** Exercise directions **
Transcribe the listing verbatim. Do not carry over any pictures.

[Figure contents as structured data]
____________

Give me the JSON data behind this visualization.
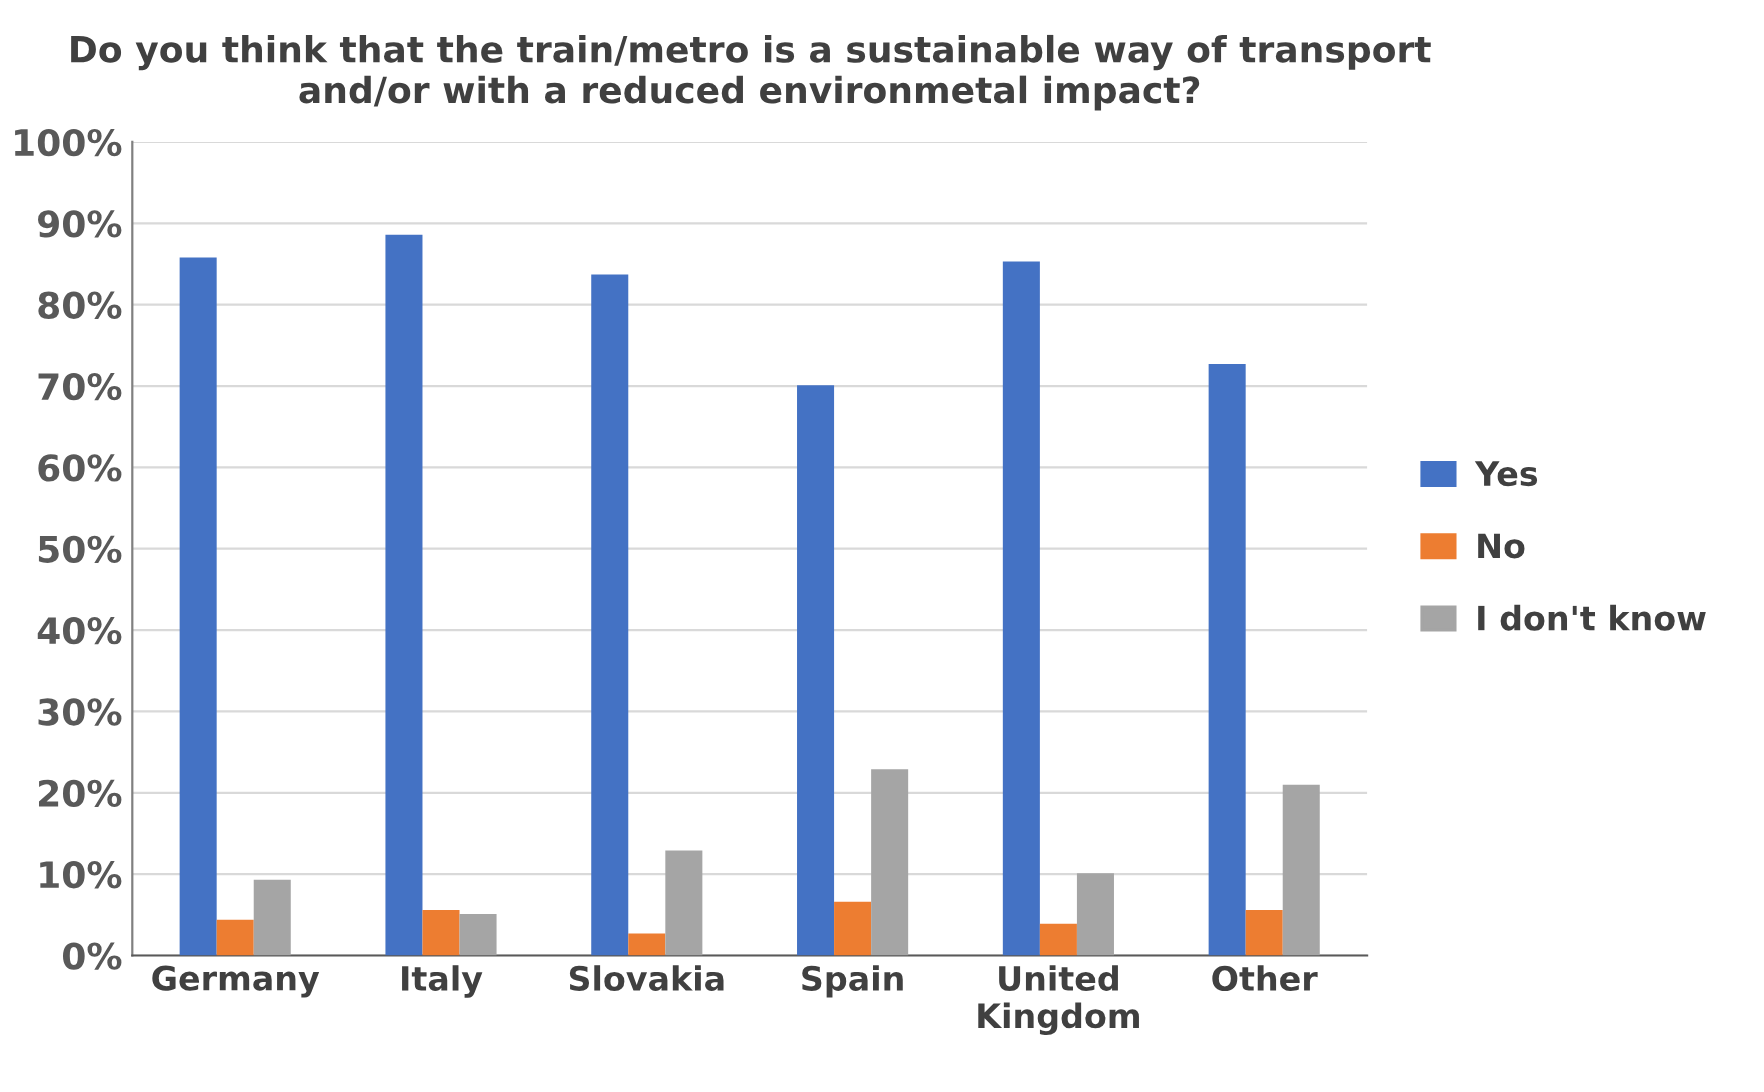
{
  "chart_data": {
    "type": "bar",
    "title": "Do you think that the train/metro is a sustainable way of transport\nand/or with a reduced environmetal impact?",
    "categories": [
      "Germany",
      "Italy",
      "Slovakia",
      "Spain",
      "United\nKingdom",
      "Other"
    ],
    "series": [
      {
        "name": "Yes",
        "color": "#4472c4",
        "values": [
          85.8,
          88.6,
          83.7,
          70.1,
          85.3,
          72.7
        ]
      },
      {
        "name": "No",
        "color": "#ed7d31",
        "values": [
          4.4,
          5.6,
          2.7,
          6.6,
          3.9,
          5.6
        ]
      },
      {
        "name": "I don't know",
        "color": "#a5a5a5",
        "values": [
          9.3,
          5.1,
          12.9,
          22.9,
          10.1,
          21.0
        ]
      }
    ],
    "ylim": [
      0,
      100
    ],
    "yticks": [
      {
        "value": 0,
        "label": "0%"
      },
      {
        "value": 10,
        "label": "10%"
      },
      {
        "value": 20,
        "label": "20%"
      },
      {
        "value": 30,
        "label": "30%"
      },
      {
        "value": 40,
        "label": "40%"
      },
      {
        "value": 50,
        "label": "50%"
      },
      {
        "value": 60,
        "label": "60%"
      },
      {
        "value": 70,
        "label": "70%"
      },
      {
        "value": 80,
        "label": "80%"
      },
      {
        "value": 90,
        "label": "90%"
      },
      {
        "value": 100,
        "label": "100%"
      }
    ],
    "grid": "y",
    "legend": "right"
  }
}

____________

** Expected answer **
Give me the JSON data behind this visualization.
{
  "chart_data": {
    "type": "bar",
    "title": "Do you think that the train/metro is a sustainable way of transport\nand/or with a reduced environmetal impact?",
    "categories": [
      "Germany",
      "Italy",
      "Slovakia",
      "Spain",
      "United\nKingdom",
      "Other"
    ],
    "series": [
      {
        "name": "Yes",
        "color": "#4472c4",
        "values": [
          85.8,
          88.6,
          83.7,
          70.1,
          85.3,
          72.7
        ]
      },
      {
        "name": "No",
        "color": "#ed7d31",
        "values": [
          4.4,
          5.6,
          2.7,
          6.6,
          3.9,
          5.6
        ]
      },
      {
        "name": "I don't know",
        "color": "#a5a5a5",
        "values": [
          9.3,
          5.1,
          12.9,
          22.9,
          10.1,
          21.0
        ]
      }
    ],
    "ylim": [
      0,
      100
    ],
    "yticks": [
      {
        "value": 0,
        "label": "0%"
      },
      {
        "value": 10,
        "label": "10%"
      },
      {
        "value": 20,
        "label": "20%"
      },
      {
        "value": 30,
        "label": "30%"
      },
      {
        "value": 40,
        "label": "40%"
      },
      {
        "value": 50,
        "label": "50%"
      },
      {
        "value": 60,
        "label": "60%"
      },
      {
        "value": 70,
        "label": "70%"
      },
      {
        "value": 80,
        "label": "80%"
      },
      {
        "value": 90,
        "label": "90%"
      },
      {
        "value": 100,
        "label": "100%"
      }
    ],
    "grid": "y",
    "legend": "right"
  }
}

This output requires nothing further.